» WHAT YOU ARE ASKED TO DO:
The records below need retyping in full; give them again exactly.

» RECORD LIST:

============

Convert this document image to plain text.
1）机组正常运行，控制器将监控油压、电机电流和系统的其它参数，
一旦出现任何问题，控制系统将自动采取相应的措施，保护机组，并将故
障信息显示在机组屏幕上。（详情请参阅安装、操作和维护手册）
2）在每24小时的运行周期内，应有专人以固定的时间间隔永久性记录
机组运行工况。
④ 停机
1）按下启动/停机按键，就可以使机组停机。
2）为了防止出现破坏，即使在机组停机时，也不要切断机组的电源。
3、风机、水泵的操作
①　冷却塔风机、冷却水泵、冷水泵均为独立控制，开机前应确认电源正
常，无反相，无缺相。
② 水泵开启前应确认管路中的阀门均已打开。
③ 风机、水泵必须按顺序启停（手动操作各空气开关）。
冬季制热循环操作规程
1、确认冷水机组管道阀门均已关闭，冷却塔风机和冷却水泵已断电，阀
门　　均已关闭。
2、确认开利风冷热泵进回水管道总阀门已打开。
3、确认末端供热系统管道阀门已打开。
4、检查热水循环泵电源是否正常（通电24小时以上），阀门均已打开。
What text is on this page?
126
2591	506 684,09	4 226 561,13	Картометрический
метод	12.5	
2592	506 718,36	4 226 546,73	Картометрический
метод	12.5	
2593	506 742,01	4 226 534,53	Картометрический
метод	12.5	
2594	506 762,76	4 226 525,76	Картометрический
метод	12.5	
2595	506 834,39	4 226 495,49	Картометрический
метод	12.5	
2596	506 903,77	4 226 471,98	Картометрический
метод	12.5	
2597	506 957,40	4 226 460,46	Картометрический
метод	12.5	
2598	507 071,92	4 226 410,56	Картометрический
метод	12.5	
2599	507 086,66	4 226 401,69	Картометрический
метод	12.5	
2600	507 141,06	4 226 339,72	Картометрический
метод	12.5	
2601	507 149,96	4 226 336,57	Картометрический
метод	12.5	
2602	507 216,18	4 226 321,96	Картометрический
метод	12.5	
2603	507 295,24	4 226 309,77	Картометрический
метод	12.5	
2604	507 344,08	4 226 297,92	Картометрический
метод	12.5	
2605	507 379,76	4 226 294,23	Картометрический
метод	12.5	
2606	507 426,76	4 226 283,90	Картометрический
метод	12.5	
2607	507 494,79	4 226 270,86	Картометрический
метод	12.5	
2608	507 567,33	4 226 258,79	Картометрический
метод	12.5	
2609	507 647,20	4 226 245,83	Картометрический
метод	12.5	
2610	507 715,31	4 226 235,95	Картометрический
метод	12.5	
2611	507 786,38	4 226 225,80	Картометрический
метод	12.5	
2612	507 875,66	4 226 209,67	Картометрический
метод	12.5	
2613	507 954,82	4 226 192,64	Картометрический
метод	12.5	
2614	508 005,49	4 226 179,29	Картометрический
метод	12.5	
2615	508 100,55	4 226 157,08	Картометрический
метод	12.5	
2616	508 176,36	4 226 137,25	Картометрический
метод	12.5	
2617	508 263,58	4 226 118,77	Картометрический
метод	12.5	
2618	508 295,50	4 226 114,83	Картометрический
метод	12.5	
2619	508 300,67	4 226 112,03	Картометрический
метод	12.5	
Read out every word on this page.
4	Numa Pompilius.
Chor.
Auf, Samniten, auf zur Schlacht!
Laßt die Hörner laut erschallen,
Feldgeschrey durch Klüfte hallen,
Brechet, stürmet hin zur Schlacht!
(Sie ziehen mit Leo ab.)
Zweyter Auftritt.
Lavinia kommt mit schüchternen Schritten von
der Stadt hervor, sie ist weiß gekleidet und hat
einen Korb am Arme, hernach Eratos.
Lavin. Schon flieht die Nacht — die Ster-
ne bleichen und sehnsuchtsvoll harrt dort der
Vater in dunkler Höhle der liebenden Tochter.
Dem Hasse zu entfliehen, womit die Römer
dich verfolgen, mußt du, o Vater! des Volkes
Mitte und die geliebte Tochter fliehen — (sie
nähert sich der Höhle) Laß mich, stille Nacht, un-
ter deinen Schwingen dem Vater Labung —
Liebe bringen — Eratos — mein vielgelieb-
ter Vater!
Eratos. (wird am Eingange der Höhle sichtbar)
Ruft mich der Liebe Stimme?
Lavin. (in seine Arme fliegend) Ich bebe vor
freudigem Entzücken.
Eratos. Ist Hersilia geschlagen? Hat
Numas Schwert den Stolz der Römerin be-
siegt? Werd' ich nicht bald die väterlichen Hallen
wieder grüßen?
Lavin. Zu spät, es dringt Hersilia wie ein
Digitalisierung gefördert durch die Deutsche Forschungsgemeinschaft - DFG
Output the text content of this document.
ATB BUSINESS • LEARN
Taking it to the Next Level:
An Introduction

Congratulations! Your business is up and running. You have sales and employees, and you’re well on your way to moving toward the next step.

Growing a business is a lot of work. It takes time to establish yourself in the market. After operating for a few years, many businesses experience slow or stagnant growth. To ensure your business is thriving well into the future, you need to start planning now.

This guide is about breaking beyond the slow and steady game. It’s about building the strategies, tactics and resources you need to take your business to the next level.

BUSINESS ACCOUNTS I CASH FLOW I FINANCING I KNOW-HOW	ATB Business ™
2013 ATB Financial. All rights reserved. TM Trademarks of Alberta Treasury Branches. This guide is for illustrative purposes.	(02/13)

============

» COMPLETE RESPONSE:
Convert this document image to plain text.
1）机组正常运行，控制器将监控油压、电机电流和系统的其它参数，
一旦出现任何问题，控制系统将自动采取相应的措施，保护机组，并将故
障信息显示在机组屏幕上。（详情请参阅安装、操作和维护手册）
2）在每24小时的运行周期内，应有专人以固定的时间间隔永久性记录
机组运行工况。
④ 停机
1）按下启动/停机按键，就可以使机组停机。
2）为了防止出现破坏，即使在机组停机时，也不要切断机组的电源。
3、风机、水泵的操作
①　冷却塔风机、冷却水泵、冷水泵均为独立控制，开机前应确认电源正
常，无反相，无缺相。
② 水泵开启前应确认管路中的阀门均已打开。
③ 风机、水泵必须按顺序启停（手动操作各空气开关）。
冬季制热循环操作规程
1、确认冷水机组管道阀门均已关闭，冷却塔风机和冷却水泵已断电，阀
门　　均已关闭。
2、确认开利风冷热泵进回水管道总阀门已打开。
3、确认末端供热系统管道阀门已打开。
4、检查热水循环泵电源是否正常（通电24小时以上），阀门均已打开。
What text is on this page?
126
2591	506 684,09	4 226 561,13	Картометрический
метод	12.5	
2592	506 718,36	4 226 546,73	Картометрический
метод	12.5	
2593	506 742,01	4 226 534,53	Картометрический
метод	12.5	
2594	506 762,76	4 226 525,76	Картометрический
метод	12.5	
2595	506 834,39	4 226 495,49	Картометрический
метод	12.5	
2596	506 903,77	4 226 471,98	Картометрический
метод	12.5	
2597	506 957,40	4 226 460,46	Картометрический
метод	12.5	
2598	507 071,92	4 226 410,56	Картометрический
метод	12.5	
2599	507 086,66	4 226 401,69	Картометрический
метод	12.5	
2600	507 141,06	4 226 339,72	Картометрический
метод	12.5	
2601	507 149,96	4 226 336,57	Картометрический
метод	12.5	
2602	507 216,18	4 226 321,96	Картометрический
метод	12.5	
2603	507 295,24	4 226 309,77	Картометрический
метод	12.5	
2604	507 344,08	4 226 297,92	Картометрический
метод	12.5	
2605	507 379,76	4 226 294,23	Картометрический
метод	12.5	
2606	507 426,76	4 226 283,90	Картометрический
метод	12.5	
2607	507 494,79	4 226 270,86	Картометрический
метод	12.5	
2608	507 567,33	4 226 258,79	Картометрический
метод	12.5	
2609	507 647,20	4 226 245,83	Картометрический
метод	12.5	
2610	507 715,31	4 226 235,95	Картометрический
метод	12.5	
2611	507 786,38	4 226 225,80	Картометрический
метод	12.5	
2612	507 875,66	4 226 209,67	Картометрический
метод	12.5	
2613	507 954,82	4 226 192,64	Картометрический
метод	12.5	
2614	508 005,49	4 226 179,29	Картометрический
метод	12.5	
2615	508 100,55	4 226 157,08	Картометрический
метод	12.5	
2616	508 176,36	4 226 137,25	Картометрический
метод	12.5	
2617	508 263,58	4 226 118,77	Картометрический
метод	12.5	
2618	508 295,50	4 226 114,83	Картометрический
метод	12.5	
2619	508 300,67	4 226 112,03	Картометрический
метод	12.5	
Read out every word on this page.
4	Numa Pompilius.
Chor.
Auf, Samniten, auf zur Schlacht!
Laßt die Hörner laut erschallen,
Feldgeschrey durch Klüfte hallen,
Brechet, stürmet hin zur Schlacht!
(Sie ziehen mit Leo ab.)
Zweyter Auftritt.
Lavinia kommt mit schüchternen Schritten von
der Stadt hervor, sie ist weiß gekleidet und hat
einen Korb am Arme, hernach Eratos.
Lavin. Schon flieht die Nacht — die Ster-
ne bleichen und sehnsuchtsvoll harrt dort der
Vater in dunkler Höhle der liebenden Tochter.
Dem Hasse zu entfliehen, womit die Römer
dich verfolgen, mußt du, o Vater! des Volkes
Mitte und die geliebte Tochter fliehen — (sie
nähert sich der Höhle) Laß mich, stille Nacht, un-
ter deinen Schwingen dem Vater Labung —
Liebe bringen — Eratos — mein vielgelieb-
ter Vater!
Eratos. (wird am Eingange der Höhle sichtbar)
Ruft mich der Liebe Stimme?
Lavin. (in seine Arme fliegend) Ich bebe vor
freudigem Entzücken.
Eratos. Ist Hersilia geschlagen? Hat
Numas Schwert den Stolz der Römerin be-
siegt? Werd' ich nicht bald die väterlichen Hallen
wieder grüßen?
Lavin. Zu spät, es dringt Hersilia wie ein
Digitalisierung gefördert durch die Deutsche Forschungsgemeinschaft - DFG
Output the text content of this document.
ATB BUSINESS • LEARN
Taking it to the Next Level:
An Introduction

Congratulations! Your business is up and running. You have sales and employees, and you’re well on your way to moving toward the next step.

Growing a business is a lot of work. It takes time to establish yourself in the market. After operating for a few years, many businesses experience slow or stagnant growth. To ensure your business is thriving well into the future, you need to start planning now.

This guide is about breaking beyond the slow and steady game. It’s about building the strategies, tactics and resources you need to take your business to the next level.

BUSINESS ACCOUNTS I CASH FLOW I FINANCING I KNOW-HOW	ATB Business ™
2013 ATB Financial. All rights reserved. TM Trademarks of Alberta Treasury Branches. This guide is for illustrative purposes.	(02/13)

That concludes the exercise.